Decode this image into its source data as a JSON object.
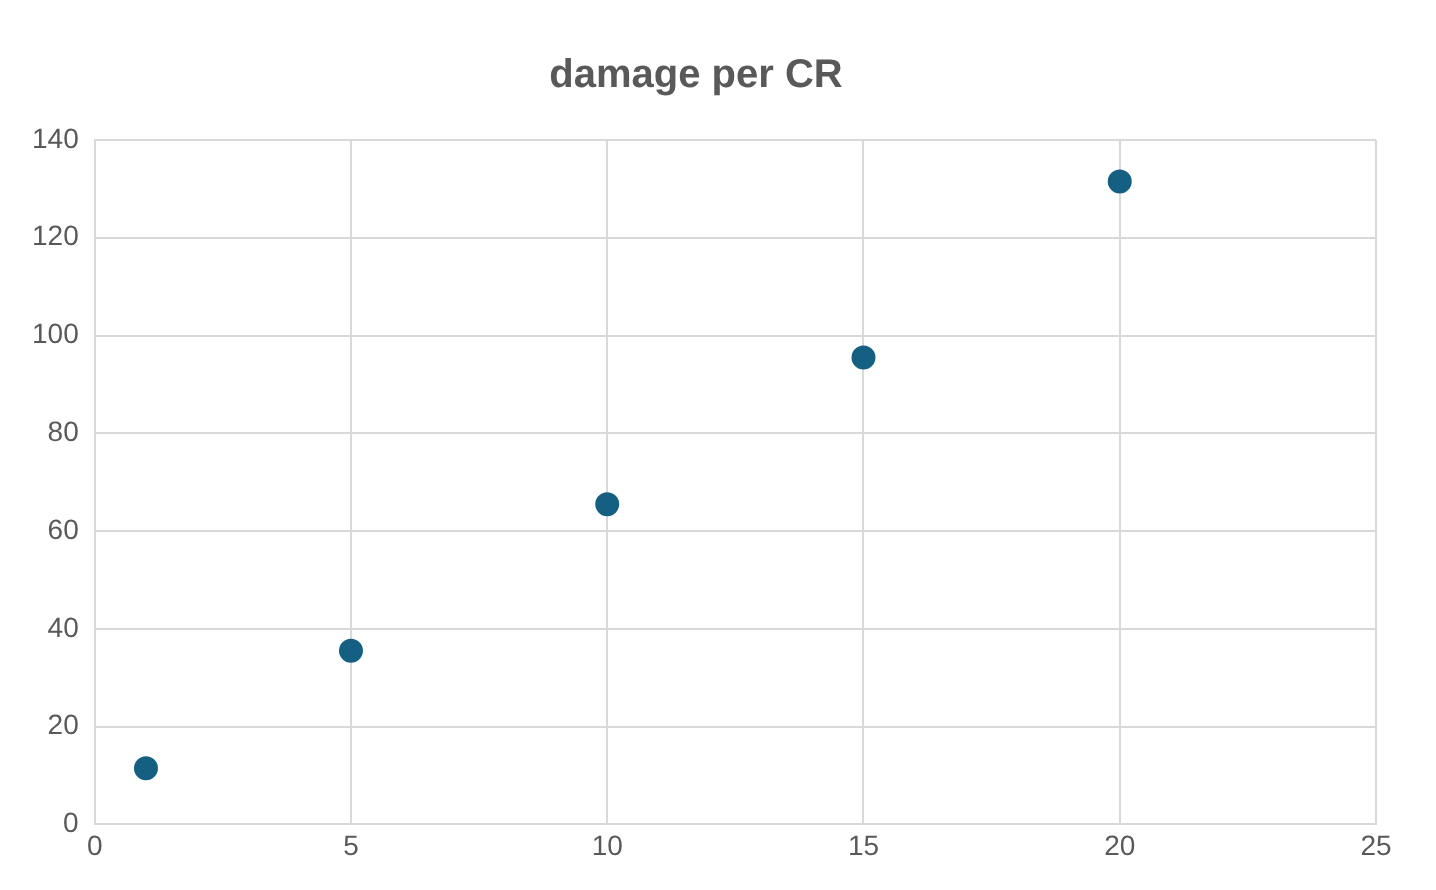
{
  "chart_data": {
    "type": "scatter",
    "title": "damage per CR",
    "x": [
      1,
      5,
      10,
      15,
      20
    ],
    "series": [
      {
        "color": "#156082",
        "values": [
          11.5,
          35.5,
          65.5,
          95.5,
          131.5
        ]
      }
    ],
    "xlim": [
      0,
      25
    ],
    "xticks": [
      0,
      5,
      10,
      15,
      20,
      25
    ],
    "ylim": [
      0,
      140
    ],
    "yticks": [
      0,
      20,
      40,
      60,
      80,
      100,
      120,
      140
    ],
    "grid": true,
    "legend": false,
    "marker": "circle"
  }
}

====

OBJECTIVE: Transcribe the entries above verbatim, omitting their pictures.

EXERCISE ANSWER:
Decode this image into its source data as a JSON object.
{
  "chart_data": {
    "type": "scatter",
    "title": "damage per CR",
    "x": [
      1,
      5,
      10,
      15,
      20
    ],
    "series": [
      {
        "color": "#156082",
        "values": [
          11.5,
          35.5,
          65.5,
          95.5,
          131.5
        ]
      }
    ],
    "xlim": [
      0,
      25
    ],
    "xticks": [
      0,
      5,
      10,
      15,
      20,
      25
    ],
    "ylim": [
      0,
      140
    ],
    "yticks": [
      0,
      20,
      40,
      60,
      80,
      100,
      120,
      140
    ],
    "grid": true,
    "legend": false,
    "marker": "circle"
  }
}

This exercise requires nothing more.